• Items from a data source:
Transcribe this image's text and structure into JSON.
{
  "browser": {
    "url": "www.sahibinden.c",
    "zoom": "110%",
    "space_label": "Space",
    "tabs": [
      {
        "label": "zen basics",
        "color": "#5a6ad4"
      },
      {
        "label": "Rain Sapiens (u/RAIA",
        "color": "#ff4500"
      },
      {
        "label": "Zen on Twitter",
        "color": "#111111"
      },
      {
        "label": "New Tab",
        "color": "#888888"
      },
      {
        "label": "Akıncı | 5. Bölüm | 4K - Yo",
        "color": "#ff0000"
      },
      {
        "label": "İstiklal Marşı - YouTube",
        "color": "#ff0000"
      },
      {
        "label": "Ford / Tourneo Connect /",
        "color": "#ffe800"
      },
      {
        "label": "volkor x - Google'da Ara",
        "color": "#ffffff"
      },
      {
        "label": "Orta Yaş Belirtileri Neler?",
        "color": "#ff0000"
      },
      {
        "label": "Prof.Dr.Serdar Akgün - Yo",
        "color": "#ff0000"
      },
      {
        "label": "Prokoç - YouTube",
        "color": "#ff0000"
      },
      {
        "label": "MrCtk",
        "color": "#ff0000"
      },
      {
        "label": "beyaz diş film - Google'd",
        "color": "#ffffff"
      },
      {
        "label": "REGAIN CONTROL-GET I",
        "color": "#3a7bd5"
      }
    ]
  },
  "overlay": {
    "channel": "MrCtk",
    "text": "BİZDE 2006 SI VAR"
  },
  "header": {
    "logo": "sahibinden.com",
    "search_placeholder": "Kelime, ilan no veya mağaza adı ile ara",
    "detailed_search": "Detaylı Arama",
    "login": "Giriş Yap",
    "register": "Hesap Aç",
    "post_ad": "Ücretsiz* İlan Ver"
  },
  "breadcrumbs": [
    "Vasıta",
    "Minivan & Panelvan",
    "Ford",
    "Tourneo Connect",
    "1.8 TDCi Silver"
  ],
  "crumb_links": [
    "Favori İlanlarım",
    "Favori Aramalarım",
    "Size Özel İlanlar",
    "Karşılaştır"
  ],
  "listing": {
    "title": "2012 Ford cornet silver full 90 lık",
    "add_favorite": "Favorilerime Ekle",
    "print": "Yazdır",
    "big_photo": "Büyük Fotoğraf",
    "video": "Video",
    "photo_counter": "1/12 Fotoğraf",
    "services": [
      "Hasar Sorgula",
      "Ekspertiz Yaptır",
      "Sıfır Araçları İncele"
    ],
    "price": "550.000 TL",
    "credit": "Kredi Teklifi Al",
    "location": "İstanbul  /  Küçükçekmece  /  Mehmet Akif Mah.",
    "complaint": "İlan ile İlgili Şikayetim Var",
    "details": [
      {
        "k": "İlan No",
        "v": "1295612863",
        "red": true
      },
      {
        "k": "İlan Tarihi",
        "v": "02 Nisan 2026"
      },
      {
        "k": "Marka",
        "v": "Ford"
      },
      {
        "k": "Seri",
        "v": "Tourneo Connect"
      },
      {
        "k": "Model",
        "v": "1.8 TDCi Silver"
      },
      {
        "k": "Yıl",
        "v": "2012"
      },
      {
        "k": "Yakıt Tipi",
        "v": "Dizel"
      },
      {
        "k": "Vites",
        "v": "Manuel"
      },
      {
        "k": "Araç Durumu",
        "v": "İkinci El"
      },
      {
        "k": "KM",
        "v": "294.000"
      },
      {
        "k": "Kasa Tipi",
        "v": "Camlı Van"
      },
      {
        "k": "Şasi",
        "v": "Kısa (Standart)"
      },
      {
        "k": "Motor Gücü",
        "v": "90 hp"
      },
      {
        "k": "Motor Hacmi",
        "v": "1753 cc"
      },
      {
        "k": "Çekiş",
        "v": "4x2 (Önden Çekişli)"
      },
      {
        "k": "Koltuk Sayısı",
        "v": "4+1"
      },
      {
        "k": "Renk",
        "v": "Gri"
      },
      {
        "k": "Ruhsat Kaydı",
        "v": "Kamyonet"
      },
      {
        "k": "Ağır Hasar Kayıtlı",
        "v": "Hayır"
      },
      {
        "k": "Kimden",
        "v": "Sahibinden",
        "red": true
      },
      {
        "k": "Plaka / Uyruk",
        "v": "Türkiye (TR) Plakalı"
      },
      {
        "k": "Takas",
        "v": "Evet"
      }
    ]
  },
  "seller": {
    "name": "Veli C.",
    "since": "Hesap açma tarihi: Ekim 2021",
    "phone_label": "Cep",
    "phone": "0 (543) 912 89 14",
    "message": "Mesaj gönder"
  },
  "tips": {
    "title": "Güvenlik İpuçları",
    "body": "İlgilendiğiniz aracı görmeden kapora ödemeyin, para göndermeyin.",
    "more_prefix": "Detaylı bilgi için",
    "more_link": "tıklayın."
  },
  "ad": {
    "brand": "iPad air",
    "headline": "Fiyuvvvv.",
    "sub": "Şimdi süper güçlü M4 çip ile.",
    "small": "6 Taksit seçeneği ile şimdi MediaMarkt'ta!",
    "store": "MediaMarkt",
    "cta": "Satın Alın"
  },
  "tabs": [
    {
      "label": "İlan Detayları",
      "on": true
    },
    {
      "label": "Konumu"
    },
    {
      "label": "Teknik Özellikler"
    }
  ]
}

• AIM: Please reproduce all of the entries exactly as they stand.

• TASK RESULT:
Transcribe this image's text and structure into JSON.
{
  "browser": {
    "url": "www.sahibinden.c",
    "zoom": "110%",
    "space_label": "Space",
    "tabs": [
      {
        "label": "zen basics",
        "color": "#5a6ad4"
      },
      {
        "label": "Rain Sapiens (u/RAIA",
        "color": "#ff4500"
      },
      {
        "label": "Zen on Twitter",
        "color": "#111111"
      },
      {
        "label": "New Tab",
        "color": "#888888"
      },
      {
        "label": "Akıncı | 5. Bölüm | 4K - Yo",
        "color": "#ff0000"
      },
      {
        "label": "İstiklal Marşı - YouTube",
        "color": "#ff0000"
      },
      {
        "label": "Ford / Tourneo Connect /",
        "color": "#ffe800"
      },
      {
        "label": "volkor x - Google'da Ara",
        "color": "#ffffff"
      },
      {
        "label": "Orta Yaş Belirtileri Neler?",
        "color": "#ff0000"
      },
      {
        "label": "Prof.Dr.Serdar Akgün - Yo",
        "color": "#ff0000"
      },
      {
        "label": "Prokoç - YouTube",
        "color": "#ff0000"
      },
      {
        "label": "MrCtk",
        "color": "#ff0000"
      },
      {
        "label": "beyaz diş film - Google'd",
        "color": "#ffffff"
      },
      {
        "label": "REGAIN CONTROL-GET I",
        "color": "#3a7bd5"
      }
    ]
  },
  "overlay": {
    "channel": "MrCtk",
    "text": "BİZDE 2006 SI VAR"
  },
  "header": {
    "logo": "sahibinden.com",
    "search_placeholder": "Kelime, ilan no veya mağaza adı ile ara",
    "detailed_search": "Detaylı Arama",
    "login": "Giriş Yap",
    "register": "Hesap Aç",
    "post_ad": "Ücretsiz* İlan Ver"
  },
  "breadcrumbs": [
    "Vasıta",
    "Minivan & Panelvan",
    "Ford",
    "Tourneo Connect",
    "1.8 TDCi Silver"
  ],
  "crumb_links": [
    "Favori İlanlarım",
    "Favori Aramalarım",
    "Size Özel İlanlar",
    "Karşılaştır"
  ],
  "listing": {
    "title": "2012 Ford cornet silver full 90 lık",
    "add_favorite": "Favorilerime Ekle",
    "print": "Yazdır",
    "big_photo": "Büyük Fotoğraf",
    "video": "Video",
    "photo_counter": "1/12 Fotoğraf",
    "services": [
      "Hasar Sorgula",
      "Ekspertiz Yaptır",
      "Sıfır Araçları İncele"
    ],
    "price": "550.000 TL",
    "credit": "Kredi Teklifi Al",
    "location": "İstanbul  /  Küçükçekmece  /  Mehmet Akif Mah.",
    "complaint": "İlan ile İlgili Şikayetim Var",
    "details": [
      {
        "k": "İlan No",
        "v": "1295612863",
        "red": true
      },
      {
        "k": "İlan Tarihi",
        "v": "02 Nisan 2026"
      },
      {
        "k": "Marka",
        "v": "Ford"
      },
      {
        "k": "Seri",
        "v": "Tourneo Connect"
      },
      {
        "k": "Model",
        "v": "1.8 TDCi Silver"
      },
      {
        "k": "Yıl",
        "v": "2012"
      },
      {
        "k": "Yakıt Tipi",
        "v": "Dizel"
      },
      {
        "k": "Vites",
        "v": "Manuel"
      },
      {
        "k": "Araç Durumu",
        "v": "İkinci El"
      },
      {
        "k": "KM",
        "v": "294.000"
      },
      {
        "k": "Kasa Tipi",
        "v": "Camlı Van"
      },
      {
        "k": "Şasi",
        "v": "Kısa (Standart)"
      },
      {
        "k": "Motor Gücü",
        "v": "90 hp"
      },
      {
        "k": "Motor Hacmi",
        "v": "1753 cc"
      },
      {
        "k": "Çekiş",
        "v": "4x2 (Önden Çekişli)"
      },
      {
        "k": "Koltuk Sayısı",
        "v": "4+1"
      },
      {
        "k": "Renk",
        "v": "Gri"
      },
      {
        "k": "Ruhsat Kaydı",
        "v": "Kamyonet"
      },
      {
        "k": "Ağır Hasar Kayıtlı",
        "v": "Hayır"
      },
      {
        "k": "Kimden",
        "v": "Sahibinden",
        "red": true
      },
      {
        "k": "Plaka / Uyruk",
        "v": "Türkiye (TR) Plakalı"
      },
      {
        "k": "Takas",
        "v": "Evet"
      }
    ]
  },
  "seller": {
    "name": "Veli C.",
    "since": "Hesap açma tarihi: Ekim 2021",
    "phone_label": "Cep",
    "phone": "0 (543) 912 89 14",
    "message": "Mesaj gönder"
  },
  "tips": {
    "title": "Güvenlik İpuçları",
    "body": "İlgilendiğiniz aracı görmeden kapora ödemeyin, para göndermeyin.",
    "more_prefix": "Detaylı bilgi için",
    "more_link": "tıklayın."
  },
  "ad": {
    "brand": "iPad air",
    "headline": "Fiyuvvvv.",
    "sub": "Şimdi süper güçlü M4 çip ile.",
    "small": "6 Taksit seçeneği ile şimdi MediaMarkt'ta!",
    "store": "MediaMarkt",
    "cta": "Satın Alın"
  },
  "tabs": [
    {
      "label": "İlan Detayları",
      "on": true
    },
    {
      "label": "Konumu"
    },
    {
      "label": "Teknik Özellikler"
    }
  ]
}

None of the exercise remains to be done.